Set task = Copy all records verbatim.

Dataset rows =
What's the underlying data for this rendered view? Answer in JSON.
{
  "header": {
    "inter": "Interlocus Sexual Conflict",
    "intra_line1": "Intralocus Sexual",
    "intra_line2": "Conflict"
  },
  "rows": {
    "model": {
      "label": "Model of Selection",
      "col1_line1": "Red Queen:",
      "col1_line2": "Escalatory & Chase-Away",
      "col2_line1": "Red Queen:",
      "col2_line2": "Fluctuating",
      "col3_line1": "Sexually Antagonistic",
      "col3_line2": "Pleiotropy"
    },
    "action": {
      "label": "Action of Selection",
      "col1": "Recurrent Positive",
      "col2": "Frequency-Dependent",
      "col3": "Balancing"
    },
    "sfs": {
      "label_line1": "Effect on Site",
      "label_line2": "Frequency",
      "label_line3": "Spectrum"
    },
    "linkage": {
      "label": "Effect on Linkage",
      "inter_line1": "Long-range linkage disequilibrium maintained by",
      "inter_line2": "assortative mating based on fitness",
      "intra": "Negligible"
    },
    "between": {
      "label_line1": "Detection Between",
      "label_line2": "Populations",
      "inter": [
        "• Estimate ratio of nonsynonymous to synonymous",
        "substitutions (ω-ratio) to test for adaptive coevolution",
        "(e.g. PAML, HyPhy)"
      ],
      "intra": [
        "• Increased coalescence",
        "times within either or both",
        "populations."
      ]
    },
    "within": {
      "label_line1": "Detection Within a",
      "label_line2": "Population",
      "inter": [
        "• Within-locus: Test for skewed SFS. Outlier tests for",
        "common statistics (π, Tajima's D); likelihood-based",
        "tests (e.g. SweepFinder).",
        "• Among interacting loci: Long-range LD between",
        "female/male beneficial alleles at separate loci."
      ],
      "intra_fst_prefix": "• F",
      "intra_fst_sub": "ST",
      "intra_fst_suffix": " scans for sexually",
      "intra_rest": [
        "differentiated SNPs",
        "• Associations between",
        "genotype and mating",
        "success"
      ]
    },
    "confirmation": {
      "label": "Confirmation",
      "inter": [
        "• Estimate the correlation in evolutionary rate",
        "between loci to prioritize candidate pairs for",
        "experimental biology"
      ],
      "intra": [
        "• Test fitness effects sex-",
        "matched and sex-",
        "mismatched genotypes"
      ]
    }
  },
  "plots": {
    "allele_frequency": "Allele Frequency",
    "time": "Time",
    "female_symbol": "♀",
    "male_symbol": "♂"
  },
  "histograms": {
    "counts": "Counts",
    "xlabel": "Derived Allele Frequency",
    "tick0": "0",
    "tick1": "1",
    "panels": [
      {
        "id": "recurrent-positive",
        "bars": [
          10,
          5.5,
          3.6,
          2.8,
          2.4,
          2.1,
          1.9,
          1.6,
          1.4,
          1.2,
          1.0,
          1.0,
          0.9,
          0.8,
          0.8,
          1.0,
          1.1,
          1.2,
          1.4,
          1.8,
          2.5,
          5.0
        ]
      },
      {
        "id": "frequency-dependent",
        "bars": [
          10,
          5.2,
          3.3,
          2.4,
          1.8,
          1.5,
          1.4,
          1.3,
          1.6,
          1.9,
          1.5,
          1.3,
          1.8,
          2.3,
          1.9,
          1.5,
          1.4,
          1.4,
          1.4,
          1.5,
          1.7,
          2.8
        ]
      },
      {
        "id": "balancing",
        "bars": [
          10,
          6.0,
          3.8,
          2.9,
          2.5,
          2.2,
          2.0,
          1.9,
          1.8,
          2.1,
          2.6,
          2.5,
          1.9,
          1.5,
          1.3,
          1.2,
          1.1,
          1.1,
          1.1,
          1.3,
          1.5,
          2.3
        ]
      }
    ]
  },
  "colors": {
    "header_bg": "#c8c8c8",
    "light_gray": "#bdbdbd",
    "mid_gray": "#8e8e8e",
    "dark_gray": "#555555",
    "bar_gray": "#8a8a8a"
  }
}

Complete output =
What's the underlying data for this rendered view? Answer in JSON.
{
  "header": {
    "inter": "Interlocus Sexual Conflict",
    "intra_line1": "Intralocus Sexual",
    "intra_line2": "Conflict"
  },
  "rows": {
    "model": {
      "label": "Model of Selection",
      "col1_line1": "Red Queen:",
      "col1_line2": "Escalatory & Chase-Away",
      "col2_line1": "Red Queen:",
      "col2_line2": "Fluctuating",
      "col3_line1": "Sexually Antagonistic",
      "col3_line2": "Pleiotropy"
    },
    "action": {
      "label": "Action of Selection",
      "col1": "Recurrent Positive",
      "col2": "Frequency-Dependent",
      "col3": "Balancing"
    },
    "sfs": {
      "label_line1": "Effect on Site",
      "label_line2": "Frequency",
      "label_line3": "Spectrum"
    },
    "linkage": {
      "label": "Effect on Linkage",
      "inter_line1": "Long-range linkage disequilibrium maintained by",
      "inter_line2": "assortative mating based on fitness",
      "intra": "Negligible"
    },
    "between": {
      "label_line1": "Detection Between",
      "label_line2": "Populations",
      "inter": [
        "• Estimate ratio of nonsynonymous to synonymous",
        "substitutions (ω-ratio) to test for adaptive coevolution",
        "(e.g. PAML, HyPhy)"
      ],
      "intra": [
        "• Increased coalescence",
        "times within either or both",
        "populations."
      ]
    },
    "within": {
      "label_line1": "Detection Within a",
      "label_line2": "Population",
      "inter": [
        "• Within-locus: Test for skewed SFS. Outlier tests for",
        "common statistics (π, Tajima's D); likelihood-based",
        "tests (e.g. SweepFinder).",
        "• Among interacting loci: Long-range LD between",
        "female/male beneficial alleles at separate loci."
      ],
      "intra_fst_prefix": "• F",
      "intra_fst_sub": "ST",
      "intra_fst_suffix": " scans for sexually",
      "intra_rest": [
        "differentiated SNPs",
        "• Associations between",
        "genotype and mating",
        "success"
      ]
    },
    "confirmation": {
      "label": "Confirmation",
      "inter": [
        "• Estimate the correlation in evolutionary rate",
        "between loci to prioritize candidate pairs for",
        "experimental biology"
      ],
      "intra": [
        "• Test fitness effects sex-",
        "matched and sex-",
        "mismatched genotypes"
      ]
    }
  },
  "plots": {
    "allele_frequency": "Allele Frequency",
    "time": "Time",
    "female_symbol": "♀",
    "male_symbol": "♂"
  },
  "histograms": {
    "counts": "Counts",
    "xlabel": "Derived Allele Frequency",
    "tick0": "0",
    "tick1": "1",
    "panels": [
      {
        "id": "recurrent-positive",
        "bars": [
          10,
          5.5,
          3.6,
          2.8,
          2.4,
          2.1,
          1.9,
          1.6,
          1.4,
          1.2,
          1.0,
          1.0,
          0.9,
          0.8,
          0.8,
          1.0,
          1.1,
          1.2,
          1.4,
          1.8,
          2.5,
          5.0
        ]
      },
      {
        "id": "frequency-dependent",
        "bars": [
          10,
          5.2,
          3.3,
          2.4,
          1.8,
          1.5,
          1.4,
          1.3,
          1.6,
          1.9,
          1.5,
          1.3,
          1.8,
          2.3,
          1.9,
          1.5,
          1.4,
          1.4,
          1.4,
          1.5,
          1.7,
          2.8
        ]
      },
      {
        "id": "balancing",
        "bars": [
          10,
          6.0,
          3.8,
          2.9,
          2.5,
          2.2,
          2.0,
          1.9,
          1.8,
          2.1,
          2.6,
          2.5,
          1.9,
          1.5,
          1.3,
          1.2,
          1.1,
          1.1,
          1.1,
          1.3,
          1.5,
          2.3
        ]
      }
    ]
  },
  "colors": {
    "header_bg": "#c8c8c8",
    "light_gray": "#bdbdbd",
    "mid_gray": "#8e8e8e",
    "dark_gray": "#555555",
    "bar_gray": "#8a8a8a"
  }
}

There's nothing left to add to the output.